»»
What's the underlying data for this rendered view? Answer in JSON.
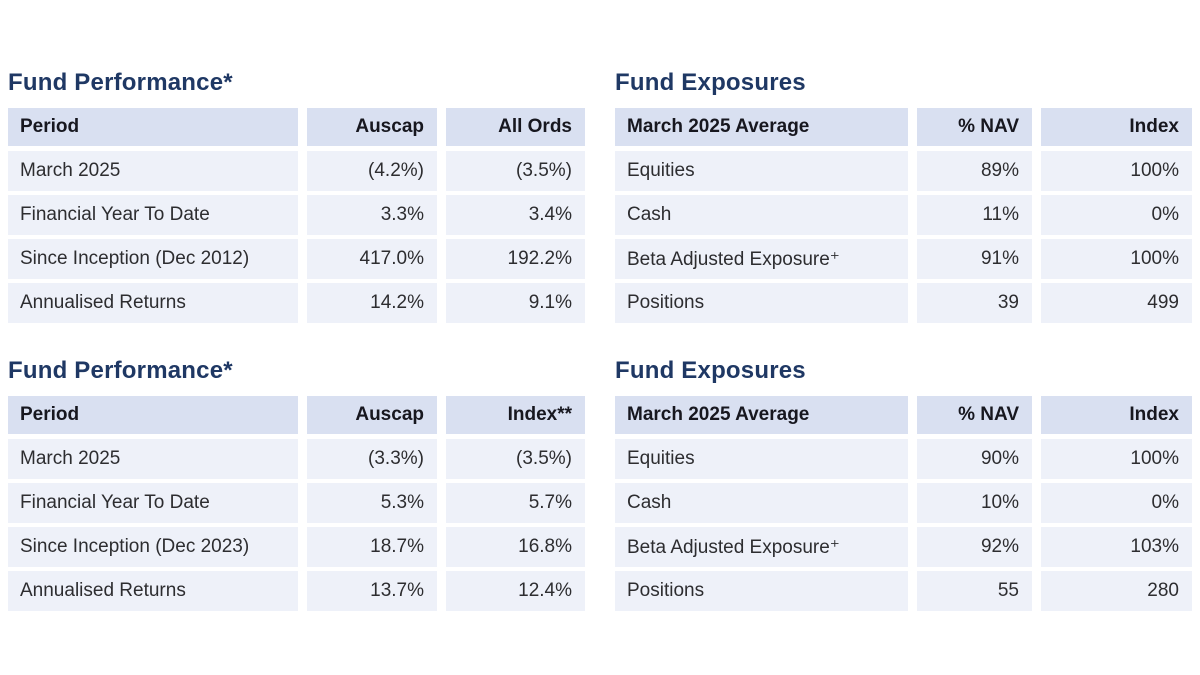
{
  "colors": {
    "title_color": "#1f3864",
    "header_bg": "#d9e0f1",
    "row_bg": "#eef1f9",
    "header_text": "#17171f",
    "body_text": "#2d2d30",
    "page_bg": "#ffffff"
  },
  "sections": [
    {
      "title": "Fund Performance*",
      "columns": [
        "Period",
        "Auscap",
        "All Ords"
      ],
      "rows": [
        [
          "March 2025",
          "(4.2%)",
          "(3.5%)"
        ],
        [
          "Financial Year To Date",
          "3.3%",
          "3.4%"
        ],
        [
          "Since Inception (Dec 2012)",
          "417.0%",
          "192.2%"
        ],
        [
          "Annualised Returns",
          "14.2%",
          "9.1%"
        ]
      ]
    },
    {
      "title": "Fund Exposures",
      "columns": [
        "March 2025 Average",
        "% NAV",
        "Index"
      ],
      "rows": [
        [
          "Equities",
          "89%",
          "100%"
        ],
        [
          "Cash",
          "11%",
          "0%"
        ],
        [
          "Beta Adjusted Exposure⁺",
          "91%",
          "100%"
        ],
        [
          "Positions",
          "39",
          "499"
        ]
      ]
    },
    {
      "title": "Fund Performance*",
      "columns": [
        "Period",
        "Auscap",
        "Index**"
      ],
      "rows": [
        [
          "March 2025",
          "(3.3%)",
          "(3.5%)"
        ],
        [
          "Financial Year To Date",
          "5.3%",
          "5.7%"
        ],
        [
          "Since Inception (Dec 2023)",
          "18.7%",
          "16.8%"
        ],
        [
          "Annualised Returns",
          "13.7%",
          "12.4%"
        ]
      ]
    },
    {
      "title": "Fund Exposures",
      "columns": [
        "March 2025 Average",
        "% NAV",
        "Index"
      ],
      "rows": [
        [
          "Equities",
          "90%",
          "100%"
        ],
        [
          "Cash",
          "10%",
          "0%"
        ],
        [
          "Beta Adjusted Exposure⁺",
          "92%",
          "103%"
        ],
        [
          "Positions",
          "55",
          "280"
        ]
      ]
    }
  ]
}
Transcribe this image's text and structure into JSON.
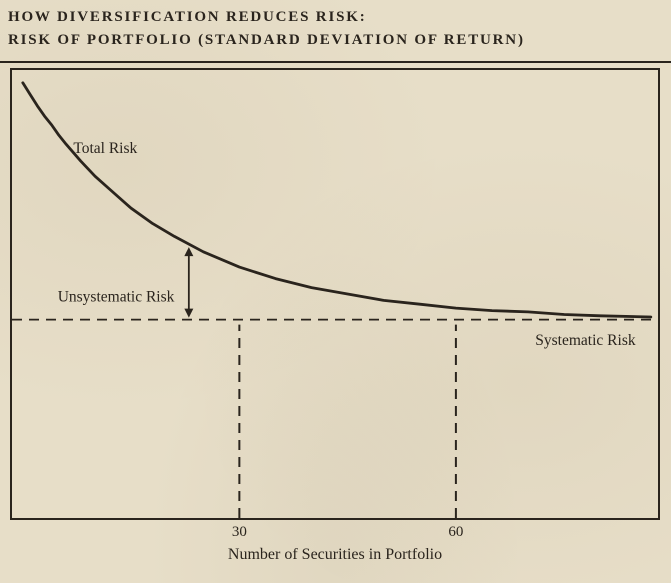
{
  "header": {
    "line1": "HOW DIVERSIFICATION REDUCES RISK:",
    "line2": "RISK OF PORTFOLIO (STANDARD DEVIATION OF RETURN)"
  },
  "colors": {
    "paper": "#e7dec8",
    "ink": "#2a241d"
  },
  "chart_data": {
    "type": "line",
    "title": "How diversification reduces risk: risk of portfolio (standard deviation of return)",
    "xlabel": "Number of Securities in Portfolio",
    "ylabel": "Risk of portfolio (standard deviation of return)",
    "xlim": [
      -1.5,
      88
    ],
    "ylim": [
      0,
      3.5
    ],
    "x_ticks": [
      30,
      60
    ],
    "grid": false,
    "legend": false,
    "systematic_risk_level": 1.55,
    "series": [
      {
        "name": "Total Risk",
        "x": [
          0,
          1,
          2,
          3,
          4,
          5,
          6,
          8,
          10,
          12,
          15,
          18,
          21,
          25,
          30,
          35,
          40,
          45,
          50,
          55,
          60,
          65,
          70,
          75,
          80,
          87
        ],
        "y": [
          3.4,
          3.31,
          3.22,
          3.14,
          3.07,
          2.99,
          2.92,
          2.79,
          2.67,
          2.57,
          2.42,
          2.3,
          2.2,
          2.08,
          1.96,
          1.87,
          1.8,
          1.75,
          1.7,
          1.67,
          1.64,
          1.62,
          1.61,
          1.59,
          1.58,
          1.57
        ]
      }
    ],
    "annotations": [
      {
        "text": "Total Risk",
        "x": 7,
        "y": 2.95,
        "align": "left",
        "vAlign": "top"
      },
      {
        "text": "Unsystematic Risk",
        "x": 21,
        "y": 1.73,
        "align": "right",
        "vAlign": "middle"
      },
      {
        "text": "Systematic Risk",
        "x": 71,
        "y": 1.45,
        "align": "left",
        "vAlign": "top"
      }
    ],
    "arrow": {
      "x": 23,
      "from_curve": true,
      "to_level": 1.55
    }
  }
}
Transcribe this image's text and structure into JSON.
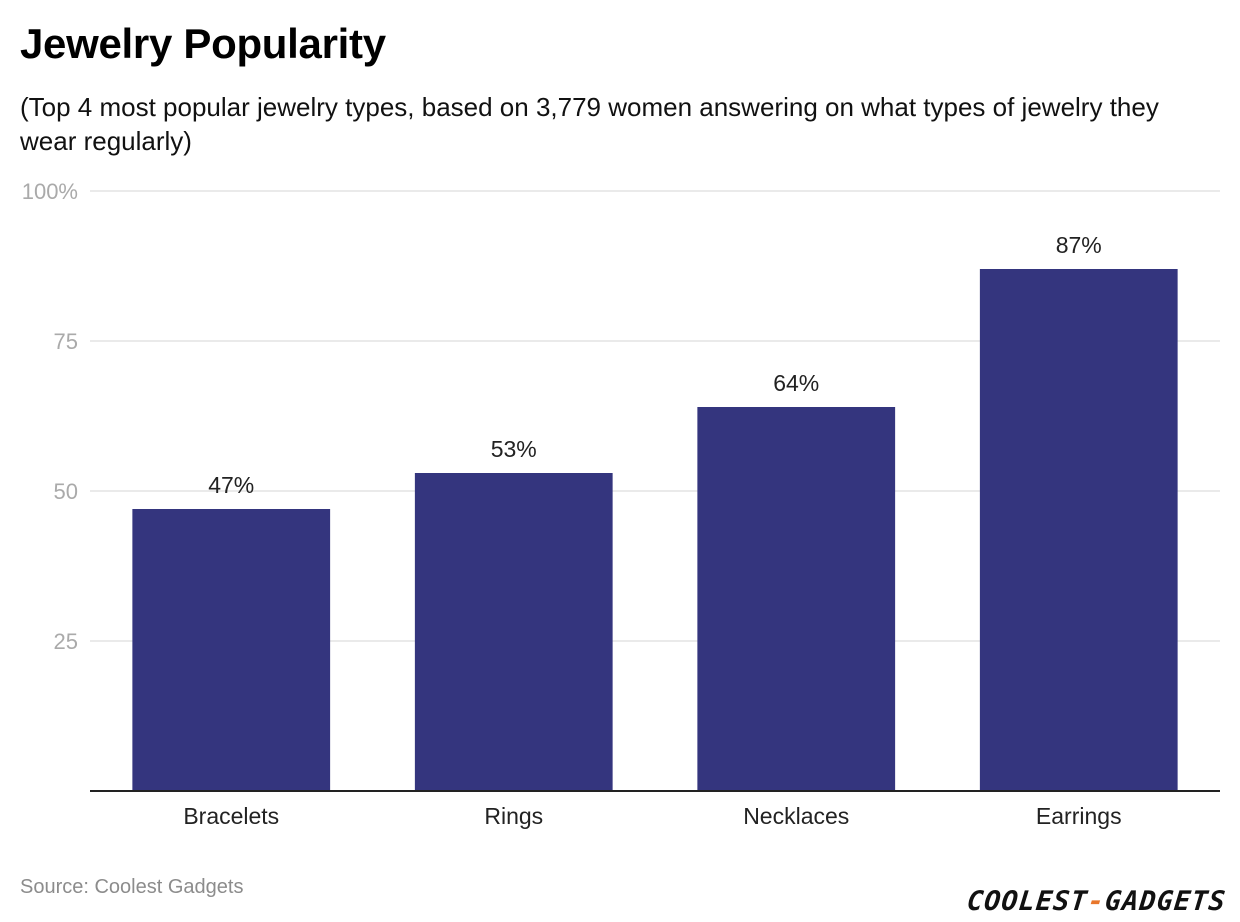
{
  "header": {
    "title": "Jewelry Popularity",
    "subtitle": "(Top 4 most popular jewelry types, based on 3,779 women answering on what types of jewelry they wear regularly)"
  },
  "footer": {
    "source": "Source: Coolest Gadgets",
    "logo_left": "COOLEST",
    "logo_dash": "-",
    "logo_right": "GADGETS"
  },
  "colors": {
    "bar": "#34357e",
    "logo_accent": "#e8762b"
  },
  "chart_data": {
    "type": "bar",
    "categories": [
      "Bracelets",
      "Rings",
      "Necklaces",
      "Earrings"
    ],
    "values": [
      47,
      53,
      64,
      87
    ],
    "data_labels": [
      "47%",
      "53%",
      "64%",
      "87%"
    ],
    "title": "Jewelry Popularity",
    "subtitle": "(Top 4 most popular jewelry types, based on 3,779 women answering on what types of jewelry they wear regularly)",
    "xlabel": "",
    "ylabel": "",
    "ylim": [
      0,
      100
    ],
    "y_ticks": [
      25,
      50,
      75,
      100
    ],
    "y_tick_labels": [
      "25",
      "50",
      "75",
      "100%"
    ],
    "grid": true,
    "legend": "none"
  }
}
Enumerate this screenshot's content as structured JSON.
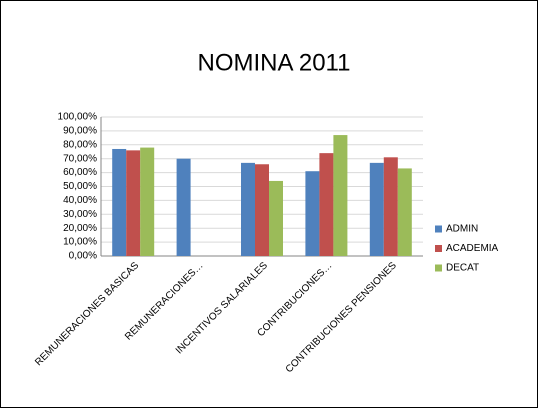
{
  "chart_data": {
    "type": "bar",
    "title": "NOMINA 2011",
    "categories": [
      "REMUNERACIONES BASICAS",
      "REMUNERACIONES…",
      "INCENTIVOS SALARIALES",
      "CONTRIBUCIONES…",
      "CONTRIBUCIONES PENSIONES"
    ],
    "series": [
      {
        "name": "ADMIN",
        "color": "#4f81bd",
        "values": [
          77,
          70,
          67,
          61,
          67
        ]
      },
      {
        "name": "ACADEMIA",
        "color": "#c0504d",
        "values": [
          76,
          null,
          66,
          74,
          71
        ]
      },
      {
        "name": "DECAT",
        "color": "#9bbb59",
        "values": [
          78,
          null,
          54,
          87,
          63
        ]
      }
    ],
    "ylim": [
      0,
      100
    ],
    "yticks": [
      {
        "value": 0,
        "label": "0,00%"
      },
      {
        "value": 10,
        "label": "10,00%"
      },
      {
        "value": 20,
        "label": "20,00%"
      },
      {
        "value": 30,
        "label": "30,00%"
      },
      {
        "value": 40,
        "label": "40,00%"
      },
      {
        "value": 50,
        "label": "50,00%"
      },
      {
        "value": 60,
        "label": "60,00%"
      },
      {
        "value": 70,
        "label": "70,00%"
      },
      {
        "value": 80,
        "label": "80,00%"
      },
      {
        "value": 90,
        "label": "90,00%"
      },
      {
        "value": 100,
        "label": "100,00%"
      }
    ],
    "grid": true,
    "legend": "right"
  }
}
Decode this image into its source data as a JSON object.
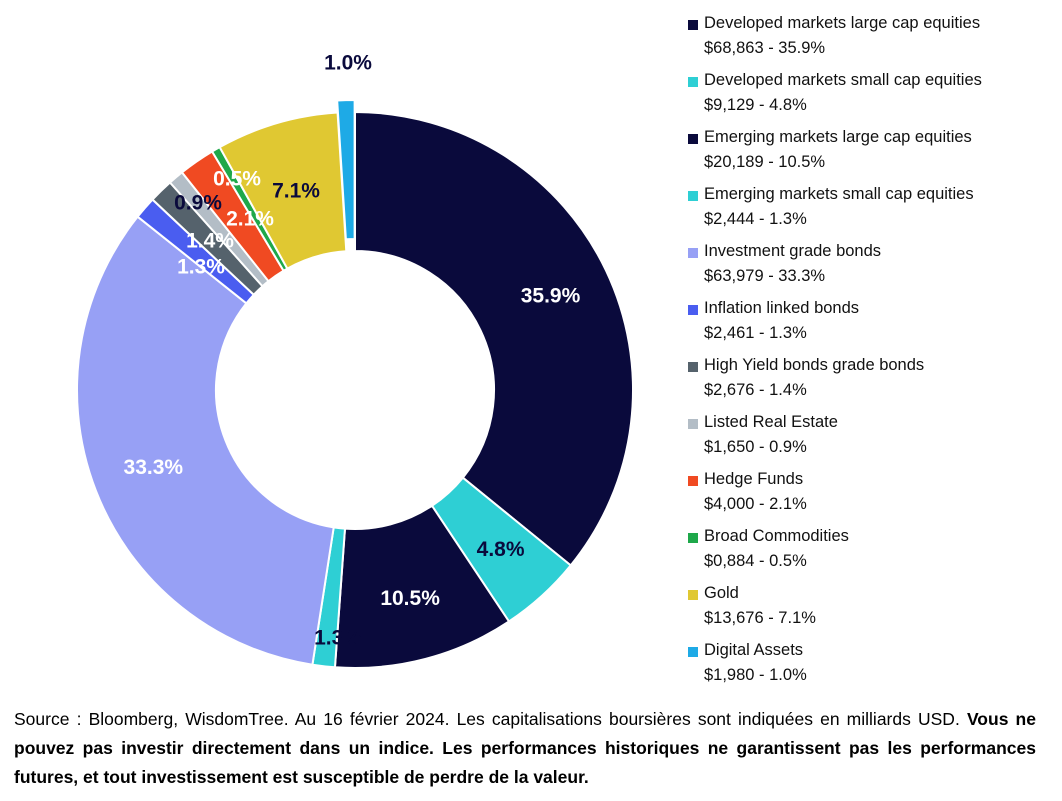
{
  "chart_data": {
    "type": "donut",
    "series": [
      {
        "name": "Developed markets large cap equities",
        "value_label": "$68,863 - 35.9%",
        "percent": 35.9,
        "label": "35.9%",
        "color": "#0a0a3c",
        "label_color": "#ffffff"
      },
      {
        "name": "Developed markets small cap equities",
        "value_label": "$9,129 - 4.8%",
        "percent": 4.8,
        "label": "4.8%",
        "color": "#2ecfd4",
        "label_color": "#0a0a3c"
      },
      {
        "name": "Emerging markets large cap equities",
        "value_label": "$20,189 - 10.5%",
        "percent": 10.5,
        "label": "10.5%",
        "color": "#0a0a3c",
        "label_color": "#ffffff"
      },
      {
        "name": "Emerging markets small cap equities",
        "value_label": "$2,444 - 1.3%",
        "percent": 1.3,
        "label": "1.3%",
        "color": "#2ecfd4",
        "label_color": "#0a0a3c"
      },
      {
        "name": "Investment grade bonds",
        "value_label": "$63,979 - 33.3%",
        "percent": 33.3,
        "label": "33.3%",
        "color": "#97a0f5",
        "label_color": "#ffffff"
      },
      {
        "name": "Inflation linked bonds",
        "value_label": "$2,461 - 1.3%",
        "percent": 1.3,
        "label": "1.3%",
        "color": "#4a5df0",
        "label_color": "#ffffff"
      },
      {
        "name": "High Yield bonds grade bonds",
        "value_label": "$2,676 - 1.4%",
        "percent": 1.4,
        "label": "1.4%",
        "color": "#55626c",
        "label_color": "#ffffff"
      },
      {
        "name": "Listed Real Estate",
        "value_label": "$1,650 - 0.9%",
        "percent": 0.9,
        "label": "0.9%",
        "color": "#b3bdc6",
        "label_color": "#0a0a3c"
      },
      {
        "name": "Hedge Funds",
        "value_label": "$4,000 - 2.1%",
        "percent": 2.1,
        "label": "2.1%",
        "color": "#f04a22",
        "label_color": "#ffffff"
      },
      {
        "name": "Broad Commodities",
        "value_label": "$0,884 - 0.5%",
        "percent": 0.5,
        "label": "0.5%",
        "color": "#1ea84a",
        "label_color": "#ffffff"
      },
      {
        "name": "Gold",
        "value_label": "$13,676 - 7.1%",
        "percent": 7.1,
        "label": "7.1%",
        "color": "#e0c832",
        "label_color": "#0a0a3c"
      },
      {
        "name": "Digital Assets",
        "value_label": "$1,980 - 1.0%",
        "percent": 1.0,
        "label": "1.0%",
        "color": "#1eaae6",
        "label_color": "#0a0a3c"
      }
    ],
    "legend_position": "right",
    "exploded_slice": "Digital Assets"
  },
  "footnote": {
    "plain": "Source : Bloomberg, WisdomTree. Au 16 février 2024. Les capitalisations boursières sont indiquées en milliards USD. ",
    "bold": "Vous ne pouvez pas investir directement dans un indice. Les performances historiques ne garantissent pas les performances futures, et tout investissement est susceptible de perdre de la valeur."
  }
}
««
Written exercise: Write out each line of the data that holds the string "women".

Completed task:
    "subtitle": "(Top 4 most popular jewelry types, based on 3,779 women answering on what types of jewelry they wear regularly)"
    "subtitle": "(Top 4 most popular jewelry types, based on 3,779 women answering on what types of jewelry they wear regularly)",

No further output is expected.